Julie Leininger Pycior, Ph.D., opened up this semester’s first Dante Seminar with a discussion on her research on Ernesto Galarza, a Mexican-American activist who fought for workers’ rights throughout his lifetime.
Rocco Marinaccio, Ph.D., introduced Pycior as leading a “special Dante Seminar for Latino Heritage Month,” to start off a “really great line-up” of discussions to be held later this year.

Pycior’s work on Galarza is for a conference she will be attending, the Western History Conference, later this month.
Pycior just released her latest book titled “Democratic Renewal and Mutual Aid Legacy of U.S. Mexicans,” which also speaks on Mexican-American relations throughout the history of the United States.
Galarza was a Mexican-American civil rights leader of the 20th century, but in her paper, Pycior focuses on Galarza of the 1930s and 1940s as he became a “transnational research scholar and activist,” Pycior said.

DATASET EXCERPTS:
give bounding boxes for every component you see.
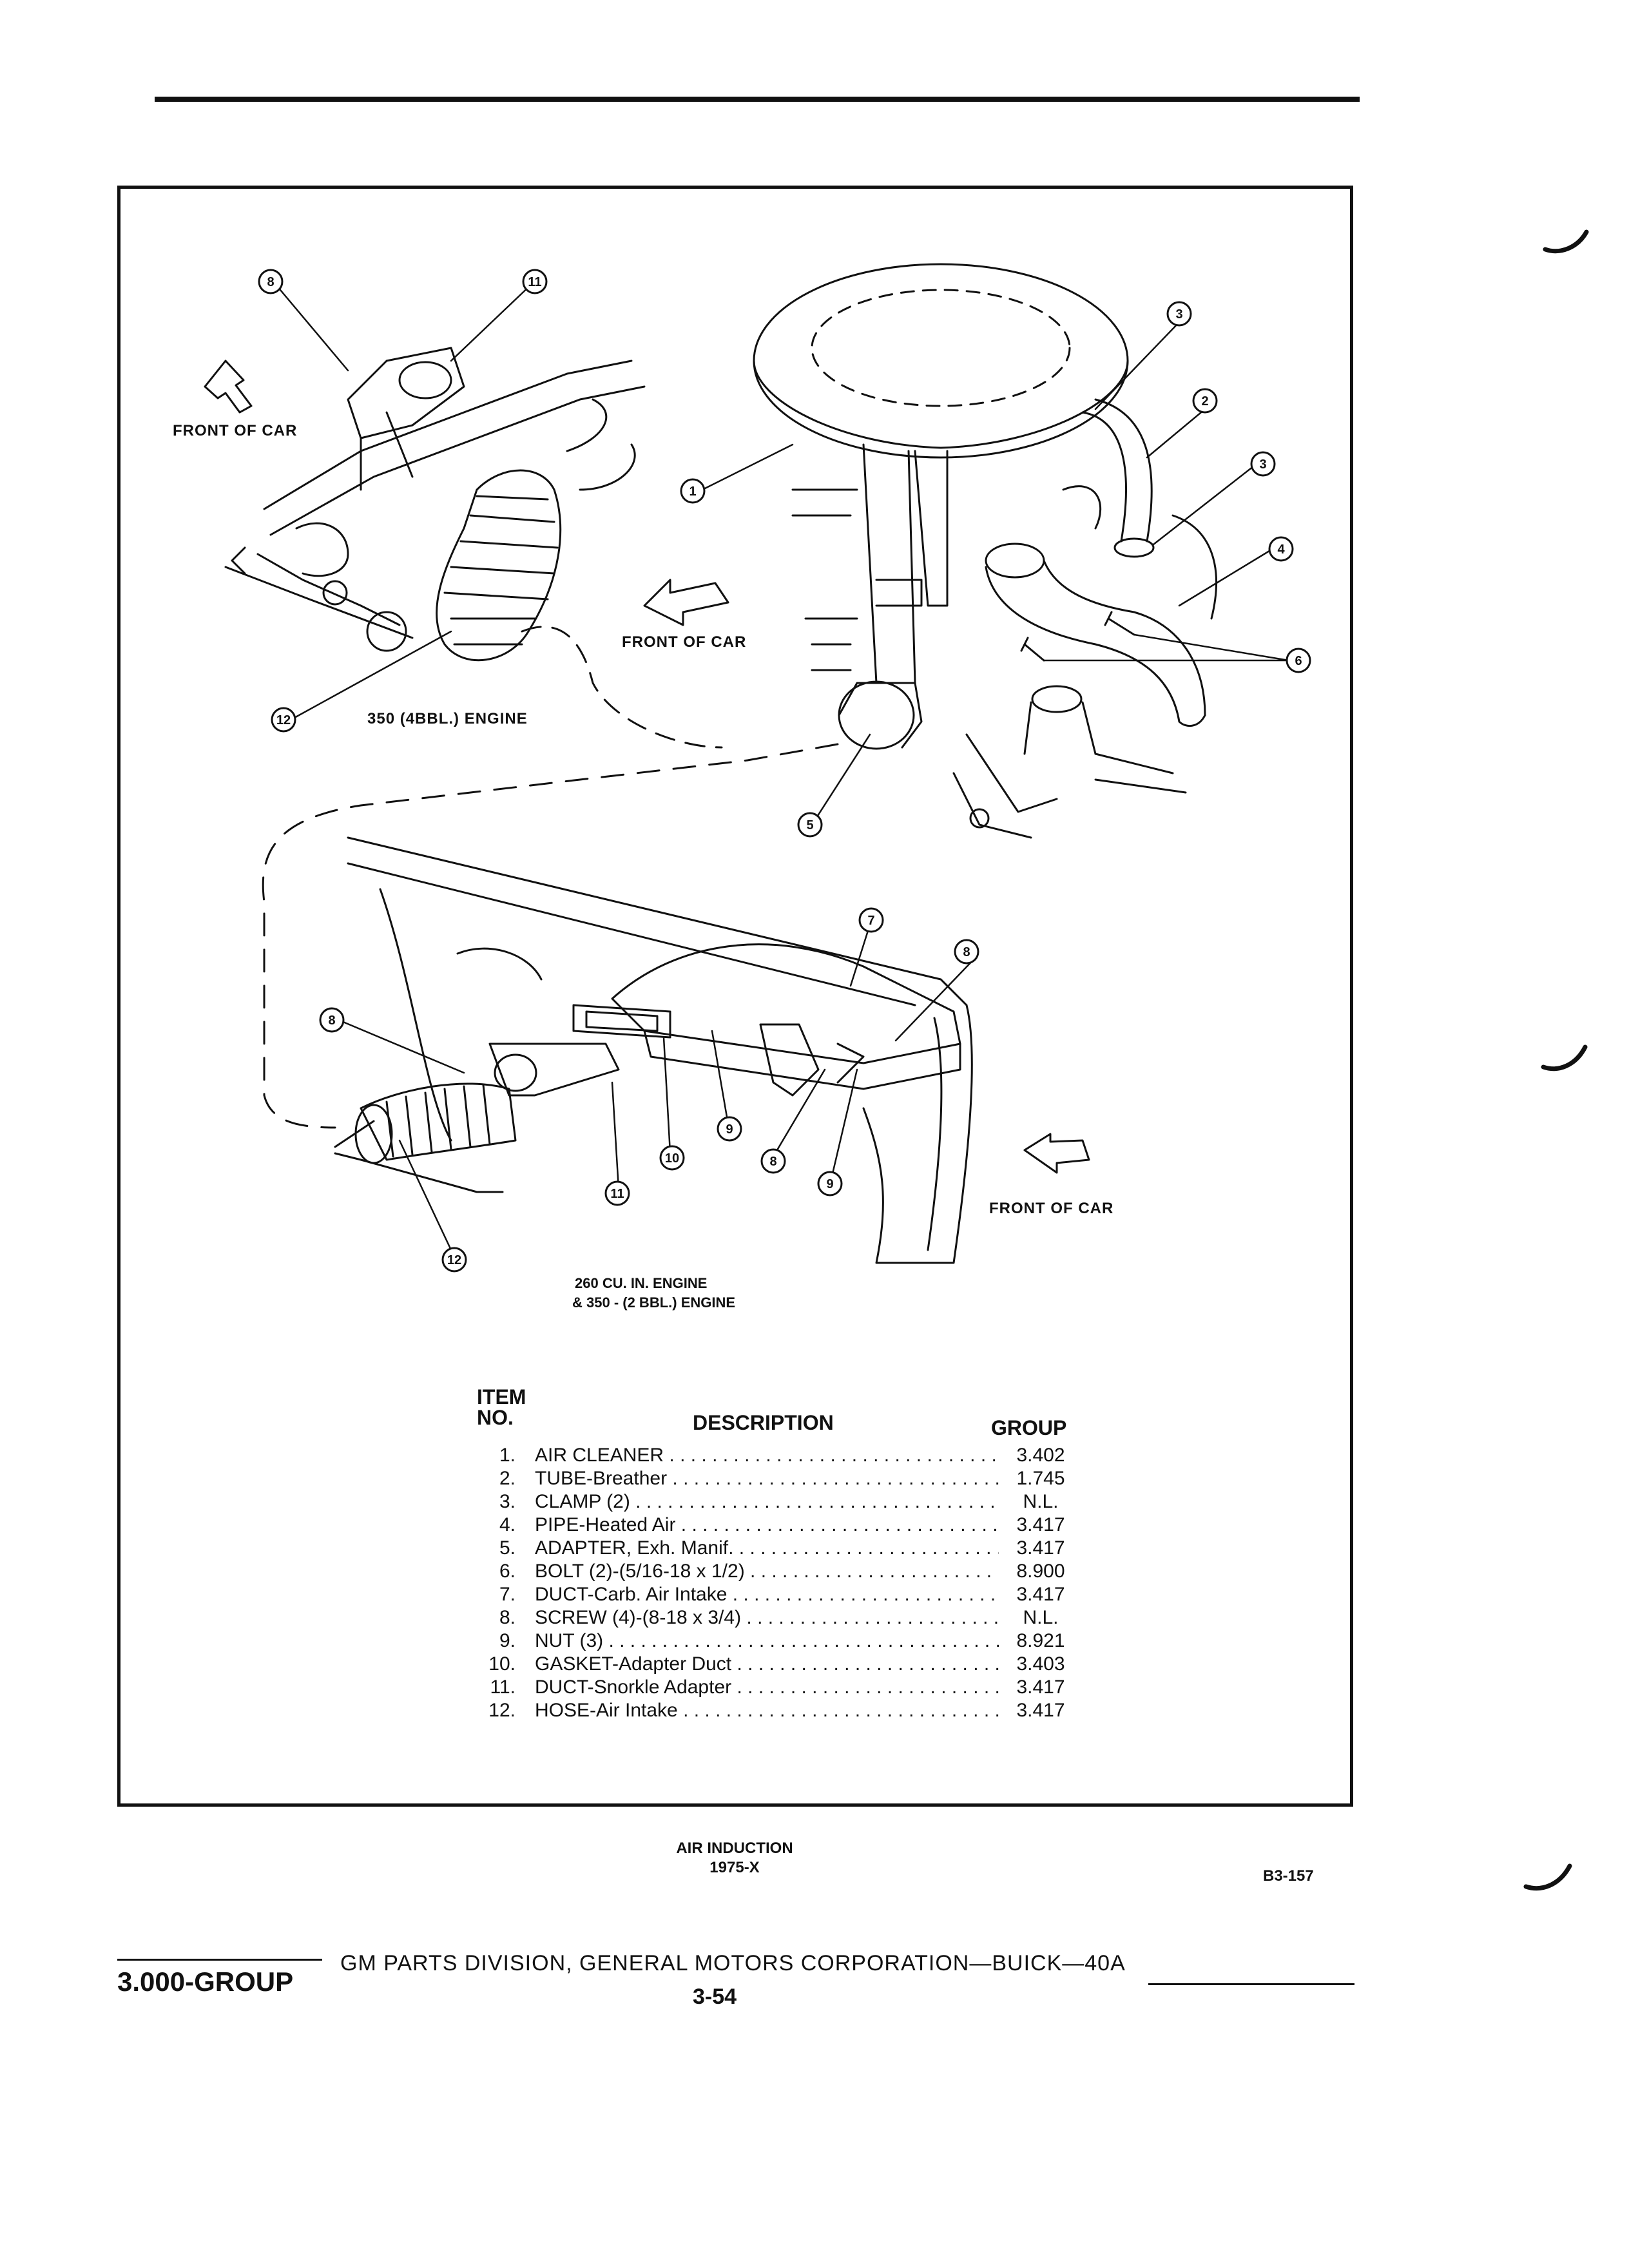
table-row: 10. GASKET-Adapter Duct . . . 3.403 (477, 1653, 1095, 1677)
footer-rule-left (117, 1959, 322, 1961)
arrow-icon-middle (644, 580, 728, 625)
top-left-engine-drawing (226, 348, 722, 747)
callout-9-left (718, 1117, 741, 1140)
footer-corporation: GM PARTS DIVISION, GENERAL MOTORS CORPORATION—BUICK—40A (340, 1951, 1126, 1975)
callout-9-right (818, 1172, 842, 1195)
figure-year: 1975-X (709, 1859, 760, 1876)
bottom-duct-drawing (335, 838, 972, 1263)
callout-8-top-left (259, 270, 282, 293)
table-row: 3. CLAMP (2) . . . N.L. (477, 1491, 1095, 1514)
table-header-group: GROUP (991, 1416, 1067, 1439)
svg-text:11: 11 (610, 1187, 624, 1201)
svg-text:12: 12 (276, 713, 291, 727)
footer-group-number: 3.000-GROUP (117, 1966, 294, 1997)
callout-5 (798, 813, 822, 836)
svg-text:3: 3 (1175, 307, 1183, 322)
table-row: 2. TUBE-Breather . . . 1.745 (477, 1468, 1095, 1491)
air-cleaner-drawing (754, 264, 1217, 838)
svg-text:8: 8 (963, 945, 970, 959)
figure-title: AIR INDUCTION (676, 1840, 793, 1857)
svg-text:2: 2 (1201, 394, 1209, 408)
callout-11-bottom (606, 1182, 629, 1205)
front-of-car-label-right: FRONT OF CAR (989, 1200, 1114, 1217)
front-of-car-label-middle: FRONT OF CAR (622, 633, 747, 651)
footer-page-number: 3-54 (693, 1984, 737, 2009)
engine-label-bottom-line2: & 350 - (2 BBL.) ENGINE (572, 1294, 736, 1311)
table-row: 4. PIPE-Heated Air . . . 3.417 (477, 1514, 1095, 1537)
svg-text:9: 9 (826, 1177, 834, 1191)
svg-text:7: 7 (867, 914, 875, 928)
table-header-no: NO. (477, 1406, 514, 1429)
arrow-icon-top-left (205, 361, 251, 412)
front-of-car-label-top-left: FRONT OF CAR (173, 422, 298, 439)
table-row: 8. SCREW (4)-(8-18 x 3/4) . . . N.L. (477, 1607, 1095, 1630)
callout-1 (681, 479, 704, 503)
svg-text:3: 3 (1259, 457, 1267, 472)
engine-label-bottom-line1: 260 CU. IN. ENGINE (575, 1275, 708, 1291)
table-row: 9. NUT (3) . . . 8.921 (477, 1630, 1095, 1653)
callout-3-upper (1168, 302, 1191, 325)
callout-10 (660, 1146, 684, 1169)
svg-text:10: 10 (664, 1151, 680, 1166)
table-row: 1. AIR CLEANER . . . 3.402 (477, 1445, 1095, 1468)
callout-3-lower (1251, 452, 1275, 476)
table-row: 12. HOSE-Air Intake . . . 3.417 (477, 1700, 1095, 1723)
arrow-icon-right (1025, 1134, 1089, 1173)
figure-code: B3-157 (1263, 1867, 1314, 1885)
callout-12-bottom (443, 1248, 466, 1271)
svg-text:1: 1 (689, 485, 697, 499)
svg-text:8: 8 (267, 275, 275, 289)
table-header-description: DESCRIPTION (693, 1411, 834, 1434)
footer-rule-right (1148, 1983, 1354, 1985)
table-row: 11. DUCT-Snorkle Adapter . . . 3.417 (477, 1677, 1095, 1700)
table-row: 7. DUCT-Carb. Air Intake . . . 3.417 (477, 1584, 1095, 1607)
table-row: 5. ADAPTER, Exh. Manif. . . . 3.417 (477, 1537, 1095, 1561)
callout-11-top-left (523, 270, 546, 293)
callouts-bottom-group (320, 908, 978, 1271)
callout-8-right (955, 940, 978, 963)
svg-text:12: 12 (447, 1253, 462, 1267)
callout-12-top (272, 708, 295, 731)
callout-6 (1287, 649, 1310, 672)
table-row: 6. BOLT (2)-(5/16-18 x 1/2) . . . 8.900 (477, 1561, 1095, 1584)
svg-text:9: 9 (726, 1122, 733, 1137)
svg-text:4: 4 (1277, 543, 1285, 557)
svg-text:6: 6 (1295, 654, 1302, 668)
callout-8-center (762, 1149, 785, 1173)
svg-text:5: 5 (806, 818, 814, 832)
callout-4 (1269, 537, 1293, 561)
svg-text:8: 8 (769, 1155, 777, 1169)
callout-8-left (320, 1008, 343, 1032)
table-header-item: ITEM (477, 1385, 526, 1408)
callout-7 (860, 908, 883, 932)
svg-text:11: 11 (528, 275, 542, 289)
callout-2 (1193, 389, 1217, 412)
engine-label-top: 350 (4BBL.) ENGINE (367, 710, 528, 727)
binder-marks (1526, 232, 1586, 1888)
svg-text:8: 8 (328, 1014, 336, 1028)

SHORT EXERCISE 1:
Transcribe the part of the seminar report that opens with the words containing "Pycior’s work on" and closes with "the United States.".
SHORT EXERCISE 2:
Please pick up the seminar report on Ernesto Galarza from its last sentence and keep writing.
The rows come from a different source than the seminar report.

RESULT 1:
Pycior’s work on Galarza is for a conference she will be attending, the Western History Conference, later this month.
Pycior just released her latest book titled “Democratic Renewal and Mutual Aid Legacy of U.S. Mexicans,” which also speaks on Mexican-American relations throughout the history of the United States.

RESULT 2:
Galarza was born in 1905 in Mexico, and at the age of eight he and his family moved to Sacramento, Calif. as many other Mexicans did within this time period. His mother died of influenza in 1917, but instead of “working in the local cannery,” Pycior said, “he went on to graduate from Stanford in 1929.”
As an undergrad, Galarza was highly aware of the “discriminatory quotas and restrictions” against Mexicans that were being debated about across the country, Pycior said.
The only people who were in opposition to the quotas were the growers who hired many Mexicans to come and work for them each year.
“The growers had a voice in the debate, the immigrants themselves did not,” Pycior said.
The growers had a power within the United States, and they insisted that the Mexicans were just coming to work, and so the quota movement did not turn into law just yet.
Despite the lack of a quota against Mexican immigrants, “the United States deported over 200,000 people during the Great Depression,” Pycior said.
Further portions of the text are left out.